→ **What to produce**:
Transcribe all of the material exactly, except for its pictures.

[Dataset records]
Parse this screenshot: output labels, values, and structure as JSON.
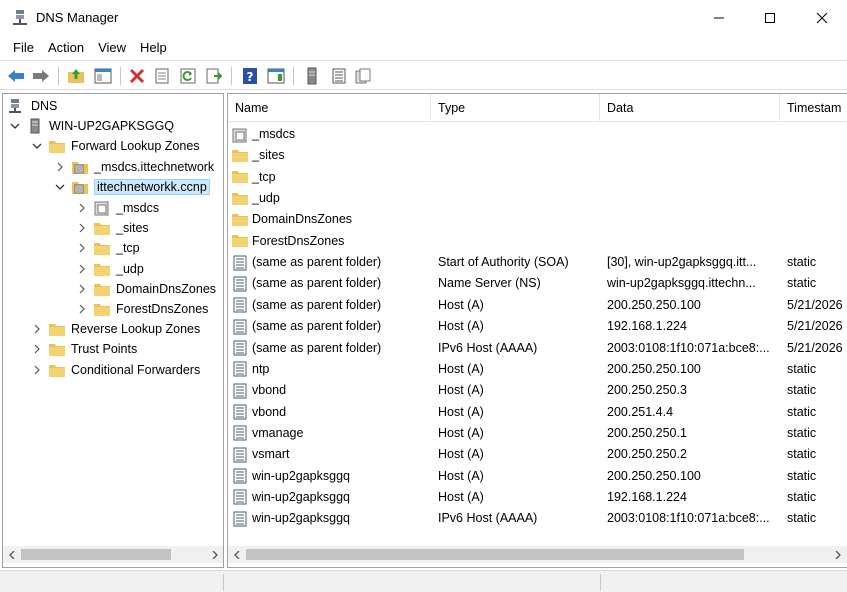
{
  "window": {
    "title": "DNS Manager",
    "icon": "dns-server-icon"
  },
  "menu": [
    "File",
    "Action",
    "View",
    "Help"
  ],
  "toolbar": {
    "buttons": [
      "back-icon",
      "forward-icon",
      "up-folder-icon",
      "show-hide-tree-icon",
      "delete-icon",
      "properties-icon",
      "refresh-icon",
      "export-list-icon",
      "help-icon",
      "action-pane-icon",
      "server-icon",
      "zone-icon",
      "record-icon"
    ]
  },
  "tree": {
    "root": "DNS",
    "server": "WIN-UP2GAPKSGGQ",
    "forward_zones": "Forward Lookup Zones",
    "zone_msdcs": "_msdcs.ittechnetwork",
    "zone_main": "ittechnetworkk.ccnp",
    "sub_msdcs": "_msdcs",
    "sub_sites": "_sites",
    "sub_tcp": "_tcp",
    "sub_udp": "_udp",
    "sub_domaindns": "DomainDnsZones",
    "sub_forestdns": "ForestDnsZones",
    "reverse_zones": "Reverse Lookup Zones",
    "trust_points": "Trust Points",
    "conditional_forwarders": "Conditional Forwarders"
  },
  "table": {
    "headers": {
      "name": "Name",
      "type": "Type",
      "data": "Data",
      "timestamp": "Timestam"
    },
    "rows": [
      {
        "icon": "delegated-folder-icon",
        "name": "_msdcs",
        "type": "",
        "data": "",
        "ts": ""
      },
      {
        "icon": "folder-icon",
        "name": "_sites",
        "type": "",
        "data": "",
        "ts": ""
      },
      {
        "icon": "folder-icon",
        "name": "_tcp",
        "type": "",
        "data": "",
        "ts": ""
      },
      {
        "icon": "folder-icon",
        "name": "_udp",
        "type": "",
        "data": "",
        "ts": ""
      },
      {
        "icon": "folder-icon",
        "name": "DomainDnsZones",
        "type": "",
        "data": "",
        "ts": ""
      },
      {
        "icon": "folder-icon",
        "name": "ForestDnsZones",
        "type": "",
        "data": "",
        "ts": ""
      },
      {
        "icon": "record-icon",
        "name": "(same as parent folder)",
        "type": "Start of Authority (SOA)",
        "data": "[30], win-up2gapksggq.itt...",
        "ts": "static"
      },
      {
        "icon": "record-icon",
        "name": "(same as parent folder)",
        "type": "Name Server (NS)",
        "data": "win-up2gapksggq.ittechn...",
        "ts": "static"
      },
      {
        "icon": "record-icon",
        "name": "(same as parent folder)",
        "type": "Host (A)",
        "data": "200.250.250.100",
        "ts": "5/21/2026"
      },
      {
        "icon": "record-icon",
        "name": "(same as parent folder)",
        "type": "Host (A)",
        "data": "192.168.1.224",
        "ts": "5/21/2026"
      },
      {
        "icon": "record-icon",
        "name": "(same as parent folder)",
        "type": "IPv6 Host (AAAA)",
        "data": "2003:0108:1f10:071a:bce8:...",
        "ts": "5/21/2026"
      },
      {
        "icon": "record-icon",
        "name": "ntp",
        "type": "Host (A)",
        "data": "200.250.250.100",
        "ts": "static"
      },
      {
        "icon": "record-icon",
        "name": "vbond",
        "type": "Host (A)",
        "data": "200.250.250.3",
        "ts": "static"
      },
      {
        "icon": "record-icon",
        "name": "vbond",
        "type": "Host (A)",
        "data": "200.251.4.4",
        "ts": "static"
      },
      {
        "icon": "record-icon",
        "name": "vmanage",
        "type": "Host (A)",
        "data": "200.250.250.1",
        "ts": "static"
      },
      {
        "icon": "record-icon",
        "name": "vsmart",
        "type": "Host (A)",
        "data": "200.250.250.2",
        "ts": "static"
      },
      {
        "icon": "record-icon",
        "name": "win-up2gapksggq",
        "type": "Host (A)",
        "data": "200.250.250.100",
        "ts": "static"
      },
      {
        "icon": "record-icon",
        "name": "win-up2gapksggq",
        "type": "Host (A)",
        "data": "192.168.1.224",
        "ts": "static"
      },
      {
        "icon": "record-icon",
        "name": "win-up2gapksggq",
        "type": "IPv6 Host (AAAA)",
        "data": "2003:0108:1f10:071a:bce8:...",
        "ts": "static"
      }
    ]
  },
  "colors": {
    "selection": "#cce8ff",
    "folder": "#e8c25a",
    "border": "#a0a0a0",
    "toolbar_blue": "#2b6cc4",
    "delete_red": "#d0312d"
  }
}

→ **Reply**:
Parse this screenshot: output labels, values, and structure as JSON.
{
  "window": {
    "title": "DNS Manager",
    "icon": "dns-server-icon"
  },
  "menu": [
    "File",
    "Action",
    "View",
    "Help"
  ],
  "toolbar": {
    "buttons": [
      "back-icon",
      "forward-icon",
      "up-folder-icon",
      "show-hide-tree-icon",
      "delete-icon",
      "properties-icon",
      "refresh-icon",
      "export-list-icon",
      "help-icon",
      "action-pane-icon",
      "server-icon",
      "zone-icon",
      "record-icon"
    ]
  },
  "tree": {
    "root": "DNS",
    "server": "WIN-UP2GAPKSGGQ",
    "forward_zones": "Forward Lookup Zones",
    "zone_msdcs": "_msdcs.ittechnetwork",
    "zone_main": "ittechnetworkk.ccnp",
    "sub_msdcs": "_msdcs",
    "sub_sites": "_sites",
    "sub_tcp": "_tcp",
    "sub_udp": "_udp",
    "sub_domaindns": "DomainDnsZones",
    "sub_forestdns": "ForestDnsZones",
    "reverse_zones": "Reverse Lookup Zones",
    "trust_points": "Trust Points",
    "conditional_forwarders": "Conditional Forwarders"
  },
  "table": {
    "headers": {
      "name": "Name",
      "type": "Type",
      "data": "Data",
      "timestamp": "Timestam"
    },
    "rows": [
      {
        "icon": "delegated-folder-icon",
        "name": "_msdcs",
        "type": "",
        "data": "",
        "ts": ""
      },
      {
        "icon": "folder-icon",
        "name": "_sites",
        "type": "",
        "data": "",
        "ts": ""
      },
      {
        "icon": "folder-icon",
        "name": "_tcp",
        "type": "",
        "data": "",
        "ts": ""
      },
      {
        "icon": "folder-icon",
        "name": "_udp",
        "type": "",
        "data": "",
        "ts": ""
      },
      {
        "icon": "folder-icon",
        "name": "DomainDnsZones",
        "type": "",
        "data": "",
        "ts": ""
      },
      {
        "icon": "folder-icon",
        "name": "ForestDnsZones",
        "type": "",
        "data": "",
        "ts": ""
      },
      {
        "icon": "record-icon",
        "name": "(same as parent folder)",
        "type": "Start of Authority (SOA)",
        "data": "[30], win-up2gapksggq.itt...",
        "ts": "static"
      },
      {
        "icon": "record-icon",
        "name": "(same as parent folder)",
        "type": "Name Server (NS)",
        "data": "win-up2gapksggq.ittechn...",
        "ts": "static"
      },
      {
        "icon": "record-icon",
        "name": "(same as parent folder)",
        "type": "Host (A)",
        "data": "200.250.250.100",
        "ts": "5/21/2026"
      },
      {
        "icon": "record-icon",
        "name": "(same as parent folder)",
        "type": "Host (A)",
        "data": "192.168.1.224",
        "ts": "5/21/2026"
      },
      {
        "icon": "record-icon",
        "name": "(same as parent folder)",
        "type": "IPv6 Host (AAAA)",
        "data": "2003:0108:1f10:071a:bce8:...",
        "ts": "5/21/2026"
      },
      {
        "icon": "record-icon",
        "name": "ntp",
        "type": "Host (A)",
        "data": "200.250.250.100",
        "ts": "static"
      },
      {
        "icon": "record-icon",
        "name": "vbond",
        "type": "Host (A)",
        "data": "200.250.250.3",
        "ts": "static"
      },
      {
        "icon": "record-icon",
        "name": "vbond",
        "type": "Host (A)",
        "data": "200.251.4.4",
        "ts": "static"
      },
      {
        "icon": "record-icon",
        "name": "vmanage",
        "type": "Host (A)",
        "data": "200.250.250.1",
        "ts": "static"
      },
      {
        "icon": "record-icon",
        "name": "vsmart",
        "type": "Host (A)",
        "data": "200.250.250.2",
        "ts": "static"
      },
      {
        "icon": "record-icon",
        "name": "win-up2gapksggq",
        "type": "Host (A)",
        "data": "200.250.250.100",
        "ts": "static"
      },
      {
        "icon": "record-icon",
        "name": "win-up2gapksggq",
        "type": "Host (A)",
        "data": "192.168.1.224",
        "ts": "static"
      },
      {
        "icon": "record-icon",
        "name": "win-up2gapksggq",
        "type": "IPv6 Host (AAAA)",
        "data": "2003:0108:1f10:071a:bce8:...",
        "ts": "static"
      }
    ]
  },
  "colors": {
    "selection": "#cce8ff",
    "folder": "#e8c25a",
    "border": "#a0a0a0",
    "toolbar_blue": "#2b6cc4",
    "delete_red": "#d0312d"
  }
}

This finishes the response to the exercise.